== Data in this exercise ==
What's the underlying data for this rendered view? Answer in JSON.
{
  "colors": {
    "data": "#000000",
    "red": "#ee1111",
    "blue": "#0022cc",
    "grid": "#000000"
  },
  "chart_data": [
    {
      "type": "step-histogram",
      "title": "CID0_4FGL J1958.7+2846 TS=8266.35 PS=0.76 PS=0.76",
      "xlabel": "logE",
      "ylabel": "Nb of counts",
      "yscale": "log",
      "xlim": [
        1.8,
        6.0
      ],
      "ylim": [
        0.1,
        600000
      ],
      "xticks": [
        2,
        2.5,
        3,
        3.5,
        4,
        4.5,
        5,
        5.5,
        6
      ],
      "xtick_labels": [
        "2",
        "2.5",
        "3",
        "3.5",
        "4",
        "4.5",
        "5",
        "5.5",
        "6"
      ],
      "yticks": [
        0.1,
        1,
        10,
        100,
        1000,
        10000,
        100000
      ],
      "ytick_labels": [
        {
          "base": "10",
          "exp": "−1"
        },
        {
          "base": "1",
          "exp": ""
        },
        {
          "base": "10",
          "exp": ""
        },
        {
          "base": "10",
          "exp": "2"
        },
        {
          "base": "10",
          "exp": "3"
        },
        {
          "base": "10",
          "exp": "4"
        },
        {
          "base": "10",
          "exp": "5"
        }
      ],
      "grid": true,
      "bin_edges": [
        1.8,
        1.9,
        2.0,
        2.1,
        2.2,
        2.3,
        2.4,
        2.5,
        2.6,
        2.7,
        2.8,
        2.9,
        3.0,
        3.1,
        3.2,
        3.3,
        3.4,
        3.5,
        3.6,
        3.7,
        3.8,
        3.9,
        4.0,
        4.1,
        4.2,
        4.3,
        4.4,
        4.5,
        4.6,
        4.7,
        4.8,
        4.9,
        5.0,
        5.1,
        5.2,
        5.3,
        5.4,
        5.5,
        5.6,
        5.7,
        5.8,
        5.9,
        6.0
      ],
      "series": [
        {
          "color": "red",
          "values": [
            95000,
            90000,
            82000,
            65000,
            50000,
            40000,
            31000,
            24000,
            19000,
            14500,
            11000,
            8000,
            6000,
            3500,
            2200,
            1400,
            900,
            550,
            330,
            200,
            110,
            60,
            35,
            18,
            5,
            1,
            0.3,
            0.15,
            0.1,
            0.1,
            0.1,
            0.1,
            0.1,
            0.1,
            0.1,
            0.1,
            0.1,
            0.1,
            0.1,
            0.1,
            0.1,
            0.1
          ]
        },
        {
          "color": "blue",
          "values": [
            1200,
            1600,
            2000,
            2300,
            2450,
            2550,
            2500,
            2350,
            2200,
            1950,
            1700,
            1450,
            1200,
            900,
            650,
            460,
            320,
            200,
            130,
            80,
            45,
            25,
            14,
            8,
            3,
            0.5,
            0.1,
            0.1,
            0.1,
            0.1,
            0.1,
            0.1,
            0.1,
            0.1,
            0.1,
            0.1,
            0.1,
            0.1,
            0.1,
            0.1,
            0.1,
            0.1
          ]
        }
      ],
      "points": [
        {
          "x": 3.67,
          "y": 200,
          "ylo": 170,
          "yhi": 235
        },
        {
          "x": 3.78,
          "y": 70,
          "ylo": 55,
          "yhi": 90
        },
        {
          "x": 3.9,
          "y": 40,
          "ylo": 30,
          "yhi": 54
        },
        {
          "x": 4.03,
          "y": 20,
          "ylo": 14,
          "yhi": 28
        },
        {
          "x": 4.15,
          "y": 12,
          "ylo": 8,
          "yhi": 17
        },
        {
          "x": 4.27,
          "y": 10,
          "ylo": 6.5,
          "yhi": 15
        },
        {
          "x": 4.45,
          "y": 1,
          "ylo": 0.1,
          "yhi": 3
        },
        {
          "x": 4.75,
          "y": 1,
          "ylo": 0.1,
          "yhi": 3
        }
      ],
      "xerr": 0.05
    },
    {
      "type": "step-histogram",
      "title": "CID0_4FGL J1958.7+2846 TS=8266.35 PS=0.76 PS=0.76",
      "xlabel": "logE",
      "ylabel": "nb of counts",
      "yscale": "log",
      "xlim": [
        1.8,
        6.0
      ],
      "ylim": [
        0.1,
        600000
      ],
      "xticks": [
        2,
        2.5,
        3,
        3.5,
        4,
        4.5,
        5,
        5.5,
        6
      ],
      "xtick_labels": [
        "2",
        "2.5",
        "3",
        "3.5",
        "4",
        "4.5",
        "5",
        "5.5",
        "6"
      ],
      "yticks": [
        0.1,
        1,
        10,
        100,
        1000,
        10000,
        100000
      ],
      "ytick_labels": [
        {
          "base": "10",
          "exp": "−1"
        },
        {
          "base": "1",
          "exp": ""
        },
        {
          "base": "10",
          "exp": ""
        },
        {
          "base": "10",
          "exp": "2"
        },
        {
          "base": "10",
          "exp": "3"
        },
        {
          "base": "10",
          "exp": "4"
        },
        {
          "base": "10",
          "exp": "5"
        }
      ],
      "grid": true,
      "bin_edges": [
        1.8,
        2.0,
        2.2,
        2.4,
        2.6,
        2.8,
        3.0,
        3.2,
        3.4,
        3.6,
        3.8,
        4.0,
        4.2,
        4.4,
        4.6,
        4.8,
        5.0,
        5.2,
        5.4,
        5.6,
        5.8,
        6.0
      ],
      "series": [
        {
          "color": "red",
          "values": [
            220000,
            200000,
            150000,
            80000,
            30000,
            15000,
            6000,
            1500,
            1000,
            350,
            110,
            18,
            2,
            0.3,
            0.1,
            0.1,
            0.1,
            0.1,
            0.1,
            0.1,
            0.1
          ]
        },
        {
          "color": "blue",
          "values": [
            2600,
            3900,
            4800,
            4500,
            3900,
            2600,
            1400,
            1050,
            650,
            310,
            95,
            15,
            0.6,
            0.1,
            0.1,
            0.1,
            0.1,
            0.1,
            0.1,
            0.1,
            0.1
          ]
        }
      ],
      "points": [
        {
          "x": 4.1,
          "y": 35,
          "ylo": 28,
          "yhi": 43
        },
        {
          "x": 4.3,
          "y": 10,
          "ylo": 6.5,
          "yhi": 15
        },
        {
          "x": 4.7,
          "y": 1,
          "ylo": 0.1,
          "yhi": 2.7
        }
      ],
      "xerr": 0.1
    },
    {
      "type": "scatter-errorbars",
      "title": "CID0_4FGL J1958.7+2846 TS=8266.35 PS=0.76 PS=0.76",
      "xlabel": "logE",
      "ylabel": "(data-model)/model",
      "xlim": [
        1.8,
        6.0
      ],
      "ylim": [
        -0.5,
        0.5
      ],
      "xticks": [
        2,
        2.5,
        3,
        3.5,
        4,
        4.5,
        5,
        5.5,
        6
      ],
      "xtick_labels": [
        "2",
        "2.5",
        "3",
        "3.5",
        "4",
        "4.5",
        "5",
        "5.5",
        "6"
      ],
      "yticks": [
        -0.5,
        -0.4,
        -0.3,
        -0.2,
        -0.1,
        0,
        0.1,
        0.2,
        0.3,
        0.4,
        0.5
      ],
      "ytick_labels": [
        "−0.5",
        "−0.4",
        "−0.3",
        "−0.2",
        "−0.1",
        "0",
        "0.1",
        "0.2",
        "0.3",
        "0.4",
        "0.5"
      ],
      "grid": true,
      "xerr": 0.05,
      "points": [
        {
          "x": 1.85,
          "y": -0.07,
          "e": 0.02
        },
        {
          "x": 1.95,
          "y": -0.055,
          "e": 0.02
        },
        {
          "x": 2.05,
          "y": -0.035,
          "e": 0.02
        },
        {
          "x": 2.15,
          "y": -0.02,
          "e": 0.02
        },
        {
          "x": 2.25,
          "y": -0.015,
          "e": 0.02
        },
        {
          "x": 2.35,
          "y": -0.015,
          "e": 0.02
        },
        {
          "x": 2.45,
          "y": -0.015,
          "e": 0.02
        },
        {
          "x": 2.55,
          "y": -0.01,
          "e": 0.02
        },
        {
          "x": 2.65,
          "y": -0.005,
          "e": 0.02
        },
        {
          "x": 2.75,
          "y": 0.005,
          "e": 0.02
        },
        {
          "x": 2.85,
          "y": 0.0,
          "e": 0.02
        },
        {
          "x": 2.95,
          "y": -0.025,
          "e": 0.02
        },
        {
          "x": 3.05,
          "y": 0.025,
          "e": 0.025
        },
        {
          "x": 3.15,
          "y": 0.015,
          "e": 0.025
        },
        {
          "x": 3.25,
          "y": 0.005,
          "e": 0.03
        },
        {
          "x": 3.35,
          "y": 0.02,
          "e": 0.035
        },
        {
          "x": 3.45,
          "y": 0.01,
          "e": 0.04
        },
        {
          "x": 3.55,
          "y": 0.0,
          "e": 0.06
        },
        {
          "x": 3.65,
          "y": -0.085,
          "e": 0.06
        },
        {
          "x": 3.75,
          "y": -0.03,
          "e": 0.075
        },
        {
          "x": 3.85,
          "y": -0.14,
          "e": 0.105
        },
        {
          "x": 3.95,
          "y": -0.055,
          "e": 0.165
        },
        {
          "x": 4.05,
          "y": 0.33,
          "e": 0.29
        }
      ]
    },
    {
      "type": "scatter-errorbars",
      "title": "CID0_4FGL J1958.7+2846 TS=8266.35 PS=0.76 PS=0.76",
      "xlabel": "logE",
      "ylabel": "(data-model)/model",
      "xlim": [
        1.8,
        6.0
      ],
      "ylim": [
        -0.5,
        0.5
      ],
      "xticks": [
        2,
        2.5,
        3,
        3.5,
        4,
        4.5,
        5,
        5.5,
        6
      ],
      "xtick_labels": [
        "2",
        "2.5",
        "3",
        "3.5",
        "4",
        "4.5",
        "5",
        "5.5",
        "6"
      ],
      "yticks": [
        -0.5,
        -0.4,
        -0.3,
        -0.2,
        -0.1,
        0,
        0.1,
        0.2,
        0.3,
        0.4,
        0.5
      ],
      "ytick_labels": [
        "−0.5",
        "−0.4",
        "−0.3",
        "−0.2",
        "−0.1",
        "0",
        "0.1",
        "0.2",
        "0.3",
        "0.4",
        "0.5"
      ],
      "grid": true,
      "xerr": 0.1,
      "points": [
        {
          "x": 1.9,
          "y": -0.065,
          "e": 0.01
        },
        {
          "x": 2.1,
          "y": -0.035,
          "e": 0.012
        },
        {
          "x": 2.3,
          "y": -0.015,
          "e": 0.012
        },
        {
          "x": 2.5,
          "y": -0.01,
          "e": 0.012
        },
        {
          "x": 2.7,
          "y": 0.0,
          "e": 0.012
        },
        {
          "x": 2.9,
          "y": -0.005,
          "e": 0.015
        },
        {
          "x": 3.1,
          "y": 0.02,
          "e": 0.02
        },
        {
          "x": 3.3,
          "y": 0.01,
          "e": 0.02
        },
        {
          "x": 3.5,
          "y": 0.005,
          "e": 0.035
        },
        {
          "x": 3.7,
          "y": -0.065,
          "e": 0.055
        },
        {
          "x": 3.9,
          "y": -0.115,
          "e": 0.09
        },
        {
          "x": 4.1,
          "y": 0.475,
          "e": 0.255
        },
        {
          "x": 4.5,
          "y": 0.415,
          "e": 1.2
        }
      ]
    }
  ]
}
===
Copy every line from the entries that contains the word "ylabel".

      "ylabel": "Nb of counts",
      "ylabel": "nb of counts",
      "ylabel": "(data-model)/model",
      "ylabel": "(data-model)/model",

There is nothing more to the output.